Data for processing »

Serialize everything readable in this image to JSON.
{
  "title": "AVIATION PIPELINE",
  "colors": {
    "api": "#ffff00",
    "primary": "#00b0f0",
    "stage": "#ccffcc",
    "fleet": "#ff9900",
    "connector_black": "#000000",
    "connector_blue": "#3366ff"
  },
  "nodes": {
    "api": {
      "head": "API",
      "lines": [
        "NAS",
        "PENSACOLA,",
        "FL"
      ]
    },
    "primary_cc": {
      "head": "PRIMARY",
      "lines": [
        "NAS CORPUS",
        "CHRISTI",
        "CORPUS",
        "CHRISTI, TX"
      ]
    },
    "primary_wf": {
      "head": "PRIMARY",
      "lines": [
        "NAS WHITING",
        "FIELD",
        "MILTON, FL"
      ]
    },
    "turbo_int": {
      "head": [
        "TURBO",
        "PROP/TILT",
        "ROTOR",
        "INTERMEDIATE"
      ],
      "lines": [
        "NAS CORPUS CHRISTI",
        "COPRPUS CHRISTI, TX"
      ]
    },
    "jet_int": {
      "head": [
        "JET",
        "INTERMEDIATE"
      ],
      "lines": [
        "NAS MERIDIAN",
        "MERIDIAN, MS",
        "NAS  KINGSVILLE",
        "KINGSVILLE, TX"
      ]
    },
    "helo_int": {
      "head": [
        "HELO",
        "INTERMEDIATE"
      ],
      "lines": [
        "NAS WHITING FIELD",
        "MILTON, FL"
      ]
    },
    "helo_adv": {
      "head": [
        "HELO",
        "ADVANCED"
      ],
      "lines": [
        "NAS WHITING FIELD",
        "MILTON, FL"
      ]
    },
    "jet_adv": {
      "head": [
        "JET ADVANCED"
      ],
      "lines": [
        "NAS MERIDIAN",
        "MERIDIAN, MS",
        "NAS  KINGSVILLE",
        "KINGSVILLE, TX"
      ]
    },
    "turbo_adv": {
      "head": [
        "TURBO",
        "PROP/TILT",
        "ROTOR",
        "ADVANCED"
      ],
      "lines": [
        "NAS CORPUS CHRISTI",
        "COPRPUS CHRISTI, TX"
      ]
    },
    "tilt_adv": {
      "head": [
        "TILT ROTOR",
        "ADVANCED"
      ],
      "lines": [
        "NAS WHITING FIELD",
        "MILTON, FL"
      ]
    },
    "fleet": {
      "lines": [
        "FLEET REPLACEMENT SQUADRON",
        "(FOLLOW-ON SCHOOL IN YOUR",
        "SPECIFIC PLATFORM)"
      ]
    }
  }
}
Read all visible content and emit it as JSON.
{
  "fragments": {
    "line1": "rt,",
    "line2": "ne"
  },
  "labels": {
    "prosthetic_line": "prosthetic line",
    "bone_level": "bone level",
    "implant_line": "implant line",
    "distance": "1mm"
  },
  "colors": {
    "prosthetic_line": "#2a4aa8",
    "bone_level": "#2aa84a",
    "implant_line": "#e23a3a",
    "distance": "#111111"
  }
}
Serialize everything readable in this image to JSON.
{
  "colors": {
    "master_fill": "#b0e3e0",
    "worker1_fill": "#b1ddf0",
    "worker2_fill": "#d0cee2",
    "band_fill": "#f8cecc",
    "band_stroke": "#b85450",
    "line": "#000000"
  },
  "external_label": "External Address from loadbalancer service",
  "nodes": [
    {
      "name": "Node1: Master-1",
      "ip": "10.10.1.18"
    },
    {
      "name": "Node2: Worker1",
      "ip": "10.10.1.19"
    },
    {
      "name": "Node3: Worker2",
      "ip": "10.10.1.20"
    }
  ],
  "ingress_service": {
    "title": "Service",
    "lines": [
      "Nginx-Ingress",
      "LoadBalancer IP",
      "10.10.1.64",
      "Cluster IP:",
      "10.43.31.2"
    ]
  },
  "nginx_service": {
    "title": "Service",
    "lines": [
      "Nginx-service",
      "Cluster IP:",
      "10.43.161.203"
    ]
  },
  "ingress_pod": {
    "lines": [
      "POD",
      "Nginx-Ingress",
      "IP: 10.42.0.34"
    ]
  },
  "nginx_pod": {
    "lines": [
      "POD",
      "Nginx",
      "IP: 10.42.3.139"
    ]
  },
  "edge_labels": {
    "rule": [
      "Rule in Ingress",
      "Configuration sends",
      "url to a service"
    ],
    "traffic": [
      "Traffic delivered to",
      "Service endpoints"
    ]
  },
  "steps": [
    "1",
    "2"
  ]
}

Work to do » Write out the records above again, keeping each one identical to the original.

Expected output »
Serialize everything readable in this image to JSON.
{
  "title": "AVIATION PIPELINE",
  "colors": {
    "api": "#ffff00",
    "primary": "#00b0f0",
    "stage": "#ccffcc",
    "fleet": "#ff9900",
    "connector_black": "#000000",
    "connector_blue": "#3366ff"
  },
  "nodes": {
    "api": {
      "head": "API",
      "lines": [
        "NAS",
        "PENSACOLA,",
        "FL"
      ]
    },
    "primary_cc": {
      "head": "PRIMARY",
      "lines": [
        "NAS CORPUS",
        "CHRISTI",
        "CORPUS",
        "CHRISTI, TX"
      ]
    },
    "primary_wf": {
      "head": "PRIMARY",
      "lines": [
        "NAS WHITING",
        "FIELD",
        "MILTON, FL"
      ]
    },
    "turbo_int": {
      "head": [
        "TURBO",
        "PROP/TILT",
        "ROTOR",
        "INTERMEDIATE"
      ],
      "lines": [
        "NAS CORPUS CHRISTI",
        "COPRPUS CHRISTI, TX"
      ]
    },
    "jet_int": {
      "head": [
        "JET",
        "INTERMEDIATE"
      ],
      "lines": [
        "NAS MERIDIAN",
        "MERIDIAN, MS",
        "NAS  KINGSVILLE",
        "KINGSVILLE, TX"
      ]
    },
    "helo_int": {
      "head": [
        "HELO",
        "INTERMEDIATE"
      ],
      "lines": [
        "NAS WHITING FIELD",
        "MILTON, FL"
      ]
    },
    "helo_adv": {
      "head": [
        "HELO",
        "ADVANCED"
      ],
      "lines": [
        "NAS WHITING FIELD",
        "MILTON, FL"
      ]
    },
    "jet_adv": {
      "head": [
        "JET ADVANCED"
      ],
      "lines": [
        "NAS MERIDIAN",
        "MERIDIAN, MS",
        "NAS  KINGSVILLE",
        "KINGSVILLE, TX"
      ]
    },
    "turbo_adv": {
      "head": [
        "TURBO",
        "PROP/TILT",
        "ROTOR",
        "ADVANCED"
      ],
      "lines": [
        "NAS CORPUS CHRISTI",
        "COPRPUS CHRISTI, TX"
      ]
    },
    "tilt_adv": {
      "head": [
        "TILT ROTOR",
        "ADVANCED"
      ],
      "lines": [
        "NAS WHITING FIELD",
        "MILTON, FL"
      ]
    },
    "fleet": {
      "lines": [
        "FLEET REPLACEMENT SQUADRON",
        "(FOLLOW-ON SCHOOL IN YOUR",
        "SPECIFIC PLATFORM)"
      ]
    }
  }
}
Read all visible content and emit it as JSON.
{
  "fragments": {
    "line1": "rt,",
    "line2": "ne"
  },
  "labels": {
    "prosthetic_line": "prosthetic line",
    "bone_level": "bone level",
    "implant_line": "implant line",
    "distance": "1mm"
  },
  "colors": {
    "prosthetic_line": "#2a4aa8",
    "bone_level": "#2aa84a",
    "implant_line": "#e23a3a",
    "distance": "#111111"
  }
}
Serialize everything readable in this image to JSON.
{
  "colors": {
    "master_fill": "#b0e3e0",
    "worker1_fill": "#b1ddf0",
    "worker2_fill": "#d0cee2",
    "band_fill": "#f8cecc",
    "band_stroke": "#b85450",
    "line": "#000000"
  },
  "external_label": "External Address from loadbalancer service",
  "nodes": [
    {
      "name": "Node1: Master-1",
      "ip": "10.10.1.18"
    },
    {
      "name": "Node2: Worker1",
      "ip": "10.10.1.19"
    },
    {
      "name": "Node3: Worker2",
      "ip": "10.10.1.20"
    }
  ],
  "ingress_service": {
    "title": "Service",
    "lines": [
      "Nginx-Ingress",
      "LoadBalancer IP",
      "10.10.1.64",
      "Cluster IP:",
      "10.43.31.2"
    ]
  },
  "nginx_service": {
    "title": "Service",
    "lines": [
      "Nginx-service",
      "Cluster IP:",
      "10.43.161.203"
    ]
  },
  "ingress_pod": {
    "lines": [
      "POD",
      "Nginx-Ingress",
      "IP: 10.42.0.34"
    ]
  },
  "nginx_pod": {
    "lines": [
      "POD",
      "Nginx",
      "IP: 10.42.3.139"
    ]
  },
  "edge_labels": {
    "rule": [
      "Rule in Ingress",
      "Configuration sends",
      "url to a service"
    ],
    "traffic": [
      "Traffic delivered to",
      "Service endpoints"
    ]
  },
  "steps": [
    "1",
    "2"
  ]
}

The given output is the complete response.